WORK TO COMPLETE - Below are some records. Say in a single number how many of their lines include the word "驻车系统控制单元".

PROVIDED RECORDS -
┏━━

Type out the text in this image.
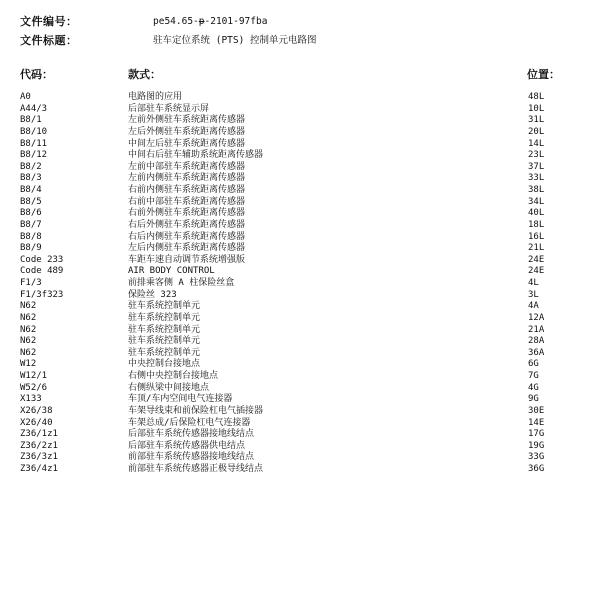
文件编号：	pe54.65-p-2101-97fba
文件标题：	驻车定位系统 (PTS) 控制单元电路图
代码：	款式：	位置：
A0	电路图的应用	48L
A44/3	后部驻车系统显示屏	10L
B8/1	左前外侧驻车系统距离传感器	31L
B8/10	左后外侧驻车系统距离传感器	20L
B8/11	中间左后驻车系统距离传感器	14L
B8/12	中间右后驻车辅助系统距离传感器	23L
B8/2	左前中部驻车系统距离传感器	37L
B8/3	左前内侧驻车系统距离传感器	33L
B8/4	右前内侧驻车系统距离传感器	38L
B8/5	右前中部驻车系统距离传感器	34L
B8/6	右前外侧驻车系统距离传感器	40L
B8/7	右后外侧驻车系统距离传感器	18L
B8/8	右后内侧驻车系统距离传感器	16L
B8/9	左后内侧驻车系统距离传感器	21L
Code 233	车距车速自动调节系统增强版	24E
Code 489	AIR BODY CONTROL	24E
F1/3	前排乘客侧 A 柱保险丝盒	4L
F1/3f323	保险丝 323	3L
N62	驻车系统控制单元	4A
N62	驻车系统控制单元	12A
N62	驻车系统控制单元	21A
N62	驻车系统控制单元	28A
N62	驻车系统控制单元	36A
W12	中央控制台接地点	6G
W12/1	右侧中央控制台接地点	7G
W52/6	右侧纵梁中间接地点	4G
X133	车顶/车内空间电气连接器	9G
X26/38	车架导线束和前保险杠电气插接器	30E
X26/40	车架总成/后保险杠电气连接器	14E
Z36/1z1	后部驻车系统传感器接地线结点	17G
Z36/2z1	后部驻车系统传感器供电结点	19G
Z36/3z1	前部驻车系统传感器接地线结点	33G
Z36/4z1	前部驻车系统传感器正极导线结点	36G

┗━━

THE OUTPUT - 5